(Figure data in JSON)

[Start]

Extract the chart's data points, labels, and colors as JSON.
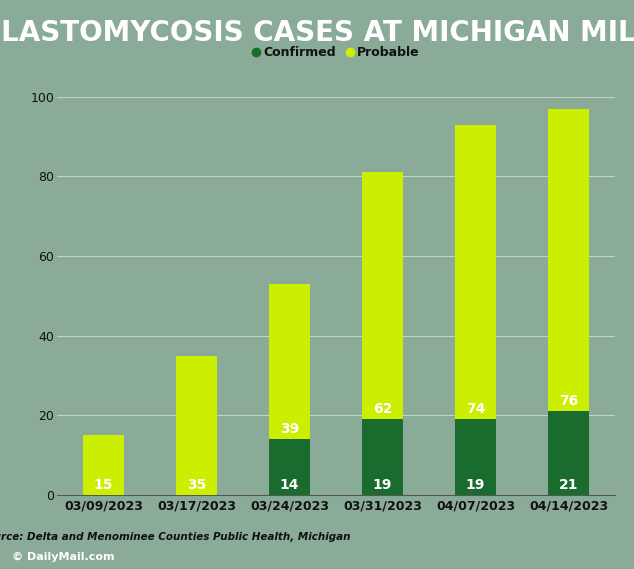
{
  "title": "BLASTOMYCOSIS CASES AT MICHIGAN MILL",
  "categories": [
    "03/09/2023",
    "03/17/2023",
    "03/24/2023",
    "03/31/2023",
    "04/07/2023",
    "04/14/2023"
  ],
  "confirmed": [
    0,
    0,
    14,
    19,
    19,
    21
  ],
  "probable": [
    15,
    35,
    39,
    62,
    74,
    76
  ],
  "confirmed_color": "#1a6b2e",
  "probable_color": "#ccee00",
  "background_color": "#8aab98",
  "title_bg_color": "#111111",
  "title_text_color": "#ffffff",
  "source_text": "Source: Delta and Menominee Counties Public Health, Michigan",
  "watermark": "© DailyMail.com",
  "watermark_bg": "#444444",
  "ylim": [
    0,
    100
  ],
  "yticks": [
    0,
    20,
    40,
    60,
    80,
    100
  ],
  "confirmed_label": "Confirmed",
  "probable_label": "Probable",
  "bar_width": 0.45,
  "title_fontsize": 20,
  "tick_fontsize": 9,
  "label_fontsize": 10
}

[End]
[Start]

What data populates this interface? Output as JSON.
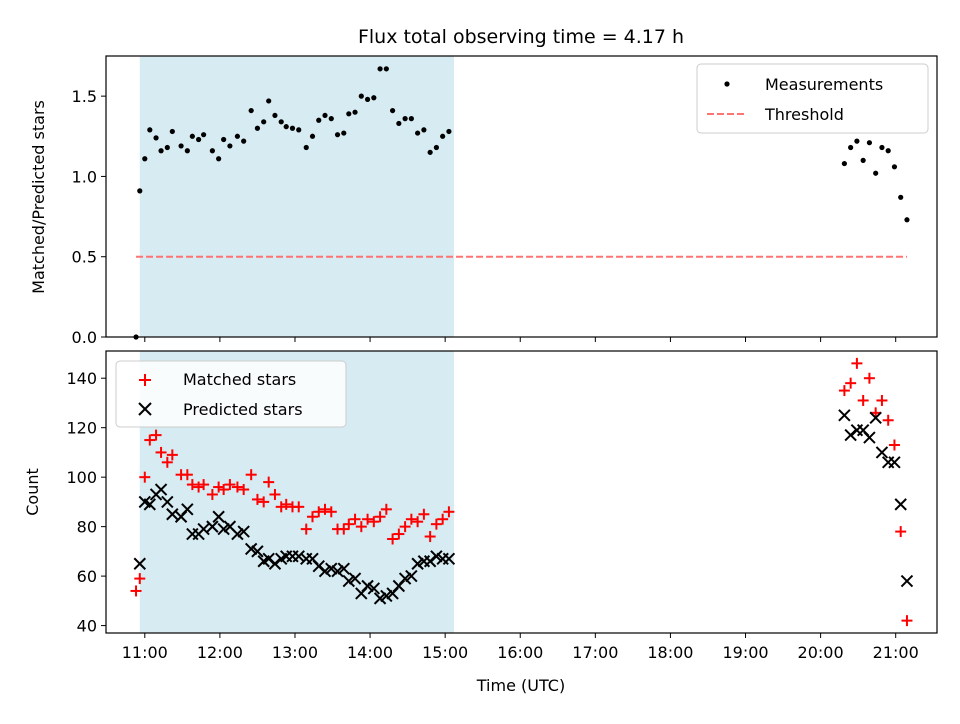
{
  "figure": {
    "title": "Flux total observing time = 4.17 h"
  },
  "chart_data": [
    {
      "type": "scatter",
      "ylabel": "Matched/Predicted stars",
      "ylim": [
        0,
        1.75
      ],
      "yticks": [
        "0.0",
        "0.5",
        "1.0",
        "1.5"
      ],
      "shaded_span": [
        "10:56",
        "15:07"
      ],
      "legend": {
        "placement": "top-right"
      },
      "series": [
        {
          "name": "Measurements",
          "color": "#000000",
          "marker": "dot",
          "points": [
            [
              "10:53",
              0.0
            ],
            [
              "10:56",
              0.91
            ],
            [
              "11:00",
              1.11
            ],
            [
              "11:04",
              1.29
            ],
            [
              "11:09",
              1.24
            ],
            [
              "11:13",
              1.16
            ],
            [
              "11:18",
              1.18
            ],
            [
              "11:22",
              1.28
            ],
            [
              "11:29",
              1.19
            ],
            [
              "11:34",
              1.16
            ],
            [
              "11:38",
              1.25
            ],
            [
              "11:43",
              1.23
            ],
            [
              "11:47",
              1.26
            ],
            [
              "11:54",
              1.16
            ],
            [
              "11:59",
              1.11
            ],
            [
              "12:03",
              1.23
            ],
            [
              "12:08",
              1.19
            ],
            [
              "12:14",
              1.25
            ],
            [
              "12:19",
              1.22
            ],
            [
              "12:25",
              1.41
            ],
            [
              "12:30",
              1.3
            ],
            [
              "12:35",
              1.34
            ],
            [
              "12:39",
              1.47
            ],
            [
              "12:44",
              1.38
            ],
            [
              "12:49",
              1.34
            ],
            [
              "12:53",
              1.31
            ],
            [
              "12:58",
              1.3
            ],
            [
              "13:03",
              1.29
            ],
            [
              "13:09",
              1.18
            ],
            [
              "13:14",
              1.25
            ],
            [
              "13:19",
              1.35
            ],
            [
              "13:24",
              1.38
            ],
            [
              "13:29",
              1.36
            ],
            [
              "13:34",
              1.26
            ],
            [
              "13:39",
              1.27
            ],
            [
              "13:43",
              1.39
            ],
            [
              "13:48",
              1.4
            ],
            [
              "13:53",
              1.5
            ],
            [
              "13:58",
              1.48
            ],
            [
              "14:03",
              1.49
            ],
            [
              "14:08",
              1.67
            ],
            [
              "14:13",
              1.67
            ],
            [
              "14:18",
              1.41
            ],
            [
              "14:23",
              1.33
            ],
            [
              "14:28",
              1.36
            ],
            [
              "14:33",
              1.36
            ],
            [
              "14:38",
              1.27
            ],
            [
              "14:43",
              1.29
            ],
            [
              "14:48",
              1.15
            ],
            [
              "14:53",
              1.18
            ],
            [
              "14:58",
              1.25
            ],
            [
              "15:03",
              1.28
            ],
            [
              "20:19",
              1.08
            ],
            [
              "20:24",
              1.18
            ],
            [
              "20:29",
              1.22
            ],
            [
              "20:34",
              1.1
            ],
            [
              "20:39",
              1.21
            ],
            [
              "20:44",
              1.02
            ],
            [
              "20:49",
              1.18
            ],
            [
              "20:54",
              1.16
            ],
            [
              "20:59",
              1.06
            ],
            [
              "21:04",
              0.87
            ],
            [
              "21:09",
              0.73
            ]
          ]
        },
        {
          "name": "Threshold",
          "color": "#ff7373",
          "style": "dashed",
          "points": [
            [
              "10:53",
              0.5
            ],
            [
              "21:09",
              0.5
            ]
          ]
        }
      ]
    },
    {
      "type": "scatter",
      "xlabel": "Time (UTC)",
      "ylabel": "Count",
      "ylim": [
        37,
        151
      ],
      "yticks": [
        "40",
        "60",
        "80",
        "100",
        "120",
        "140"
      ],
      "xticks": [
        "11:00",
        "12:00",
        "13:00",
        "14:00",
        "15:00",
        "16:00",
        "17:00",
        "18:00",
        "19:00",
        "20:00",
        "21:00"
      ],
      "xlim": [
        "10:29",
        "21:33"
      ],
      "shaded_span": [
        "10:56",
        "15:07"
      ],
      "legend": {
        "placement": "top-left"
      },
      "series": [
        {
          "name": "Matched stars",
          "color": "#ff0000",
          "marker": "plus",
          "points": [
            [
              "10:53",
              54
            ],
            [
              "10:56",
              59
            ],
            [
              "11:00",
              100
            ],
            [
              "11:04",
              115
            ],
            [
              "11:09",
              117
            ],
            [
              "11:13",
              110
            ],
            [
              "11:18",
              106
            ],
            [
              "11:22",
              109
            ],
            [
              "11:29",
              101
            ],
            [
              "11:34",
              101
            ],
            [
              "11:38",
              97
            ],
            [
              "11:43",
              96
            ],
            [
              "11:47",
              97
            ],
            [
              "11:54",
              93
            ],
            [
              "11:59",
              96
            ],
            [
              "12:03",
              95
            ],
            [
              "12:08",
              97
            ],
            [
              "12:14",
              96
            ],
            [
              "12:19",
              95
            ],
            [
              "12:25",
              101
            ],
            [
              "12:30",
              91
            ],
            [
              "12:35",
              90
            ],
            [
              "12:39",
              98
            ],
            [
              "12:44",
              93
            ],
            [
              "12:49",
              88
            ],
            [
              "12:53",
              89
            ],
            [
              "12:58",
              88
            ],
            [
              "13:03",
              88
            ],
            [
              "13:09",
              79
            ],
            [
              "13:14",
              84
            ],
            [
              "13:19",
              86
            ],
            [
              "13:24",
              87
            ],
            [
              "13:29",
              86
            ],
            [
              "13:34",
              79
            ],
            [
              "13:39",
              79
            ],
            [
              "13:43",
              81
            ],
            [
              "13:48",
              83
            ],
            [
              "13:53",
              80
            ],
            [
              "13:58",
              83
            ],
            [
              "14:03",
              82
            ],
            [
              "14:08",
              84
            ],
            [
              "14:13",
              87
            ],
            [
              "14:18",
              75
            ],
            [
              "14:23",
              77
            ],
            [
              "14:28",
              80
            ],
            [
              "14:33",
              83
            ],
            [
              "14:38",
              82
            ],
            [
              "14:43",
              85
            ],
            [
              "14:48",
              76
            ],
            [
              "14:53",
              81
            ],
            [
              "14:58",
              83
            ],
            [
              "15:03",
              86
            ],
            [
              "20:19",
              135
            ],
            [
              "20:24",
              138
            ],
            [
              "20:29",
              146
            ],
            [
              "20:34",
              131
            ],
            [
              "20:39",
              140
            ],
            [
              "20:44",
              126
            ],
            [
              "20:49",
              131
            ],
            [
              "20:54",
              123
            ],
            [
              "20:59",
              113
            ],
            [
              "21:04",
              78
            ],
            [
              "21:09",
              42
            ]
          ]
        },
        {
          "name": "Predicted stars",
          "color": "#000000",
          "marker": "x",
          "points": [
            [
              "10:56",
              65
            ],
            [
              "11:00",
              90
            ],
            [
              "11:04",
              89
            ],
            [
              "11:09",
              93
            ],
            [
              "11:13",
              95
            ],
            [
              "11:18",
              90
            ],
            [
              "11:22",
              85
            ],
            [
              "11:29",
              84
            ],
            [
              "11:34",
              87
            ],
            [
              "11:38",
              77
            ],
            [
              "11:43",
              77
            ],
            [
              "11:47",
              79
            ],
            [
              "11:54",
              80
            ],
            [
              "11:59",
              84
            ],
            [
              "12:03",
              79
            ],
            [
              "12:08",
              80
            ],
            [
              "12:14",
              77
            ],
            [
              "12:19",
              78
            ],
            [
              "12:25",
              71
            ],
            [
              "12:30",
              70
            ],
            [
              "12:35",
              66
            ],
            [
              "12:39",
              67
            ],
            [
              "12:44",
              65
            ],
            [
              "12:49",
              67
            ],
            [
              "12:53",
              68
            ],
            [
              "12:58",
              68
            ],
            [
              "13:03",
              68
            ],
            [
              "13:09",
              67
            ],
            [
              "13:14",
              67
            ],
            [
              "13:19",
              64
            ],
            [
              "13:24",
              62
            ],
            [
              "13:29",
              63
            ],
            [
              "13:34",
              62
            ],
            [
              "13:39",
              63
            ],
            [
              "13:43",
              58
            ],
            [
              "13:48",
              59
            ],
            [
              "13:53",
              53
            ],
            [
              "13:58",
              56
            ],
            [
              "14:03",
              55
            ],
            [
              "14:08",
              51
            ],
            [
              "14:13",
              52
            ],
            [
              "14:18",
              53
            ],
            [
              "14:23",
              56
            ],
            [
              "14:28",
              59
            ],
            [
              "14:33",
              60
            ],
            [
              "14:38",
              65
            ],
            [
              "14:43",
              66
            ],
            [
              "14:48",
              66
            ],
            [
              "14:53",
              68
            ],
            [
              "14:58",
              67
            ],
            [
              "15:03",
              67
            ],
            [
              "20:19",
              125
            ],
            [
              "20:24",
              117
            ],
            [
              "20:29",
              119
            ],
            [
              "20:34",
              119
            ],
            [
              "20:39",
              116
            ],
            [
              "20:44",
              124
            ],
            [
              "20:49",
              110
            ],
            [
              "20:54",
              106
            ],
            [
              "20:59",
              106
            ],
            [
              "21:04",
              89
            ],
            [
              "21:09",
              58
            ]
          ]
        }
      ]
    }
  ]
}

[End]

What the task asks
Which lines of the data above contain "name"? Copy each one.

Completed task
          "name": "Measurements",
          "name": "Threshold",
          "name": "Matched stars",
          "name": "Predicted stars",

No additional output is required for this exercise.